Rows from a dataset
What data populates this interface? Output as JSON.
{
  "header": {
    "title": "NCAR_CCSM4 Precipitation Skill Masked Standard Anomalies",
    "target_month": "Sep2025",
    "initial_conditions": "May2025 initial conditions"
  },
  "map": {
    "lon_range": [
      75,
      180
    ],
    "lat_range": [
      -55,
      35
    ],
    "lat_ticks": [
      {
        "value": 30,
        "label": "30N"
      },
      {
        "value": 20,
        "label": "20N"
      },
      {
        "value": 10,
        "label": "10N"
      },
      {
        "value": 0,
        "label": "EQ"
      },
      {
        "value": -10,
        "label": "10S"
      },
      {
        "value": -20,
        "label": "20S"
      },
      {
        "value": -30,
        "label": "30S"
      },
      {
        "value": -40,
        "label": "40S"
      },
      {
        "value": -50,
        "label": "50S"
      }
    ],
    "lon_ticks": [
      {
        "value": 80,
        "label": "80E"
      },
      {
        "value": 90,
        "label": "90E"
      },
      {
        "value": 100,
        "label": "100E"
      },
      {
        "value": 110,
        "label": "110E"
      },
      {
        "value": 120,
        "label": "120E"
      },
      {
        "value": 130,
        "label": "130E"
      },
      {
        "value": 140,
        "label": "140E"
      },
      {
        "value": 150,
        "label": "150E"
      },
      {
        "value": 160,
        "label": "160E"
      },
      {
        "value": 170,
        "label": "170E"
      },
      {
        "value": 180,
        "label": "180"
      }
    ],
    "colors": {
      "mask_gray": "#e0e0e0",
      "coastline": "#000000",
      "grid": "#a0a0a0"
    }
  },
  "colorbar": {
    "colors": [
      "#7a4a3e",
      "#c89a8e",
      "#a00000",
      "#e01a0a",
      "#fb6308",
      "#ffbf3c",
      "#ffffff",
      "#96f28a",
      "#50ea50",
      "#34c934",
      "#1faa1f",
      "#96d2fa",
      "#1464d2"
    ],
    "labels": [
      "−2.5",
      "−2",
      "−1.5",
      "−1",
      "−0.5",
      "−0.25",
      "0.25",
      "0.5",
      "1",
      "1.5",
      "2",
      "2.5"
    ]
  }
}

• [Description of the task] Return each entry from above without altering a single character.

• [Worked solution]
What data populates this interface? Output as JSON.
{
  "header": {
    "title": "NCAR_CCSM4 Precipitation Skill Masked Standard Anomalies",
    "target_month": "Sep2025",
    "initial_conditions": "May2025 initial conditions"
  },
  "map": {
    "lon_range": [
      75,
      180
    ],
    "lat_range": [
      -55,
      35
    ],
    "lat_ticks": [
      {
        "value": 30,
        "label": "30N"
      },
      {
        "value": 20,
        "label": "20N"
      },
      {
        "value": 10,
        "label": "10N"
      },
      {
        "value": 0,
        "label": "EQ"
      },
      {
        "value": -10,
        "label": "10S"
      },
      {
        "value": -20,
        "label": "20S"
      },
      {
        "value": -30,
        "label": "30S"
      },
      {
        "value": -40,
        "label": "40S"
      },
      {
        "value": -50,
        "label": "50S"
      }
    ],
    "lon_ticks": [
      {
        "value": 80,
        "label": "80E"
      },
      {
        "value": 90,
        "label": "90E"
      },
      {
        "value": 100,
        "label": "100E"
      },
      {
        "value": 110,
        "label": "110E"
      },
      {
        "value": 120,
        "label": "120E"
      },
      {
        "value": 130,
        "label": "130E"
      },
      {
        "value": 140,
        "label": "140E"
      },
      {
        "value": 150,
        "label": "150E"
      },
      {
        "value": 160,
        "label": "160E"
      },
      {
        "value": 170,
        "label": "170E"
      },
      {
        "value": 180,
        "label": "180"
      }
    ],
    "colors": {
      "mask_gray": "#e0e0e0",
      "coastline": "#000000",
      "grid": "#a0a0a0"
    }
  },
  "colorbar": {
    "colors": [
      "#7a4a3e",
      "#c89a8e",
      "#a00000",
      "#e01a0a",
      "#fb6308",
      "#ffbf3c",
      "#ffffff",
      "#96f28a",
      "#50ea50",
      "#34c934",
      "#1faa1f",
      "#96d2fa",
      "#1464d2"
    ],
    "labels": [
      "−2.5",
      "−2",
      "−1.5",
      "−1",
      "−0.5",
      "−0.25",
      "0.25",
      "0.5",
      "1",
      "1.5",
      "2",
      "2.5"
    ]
  }
}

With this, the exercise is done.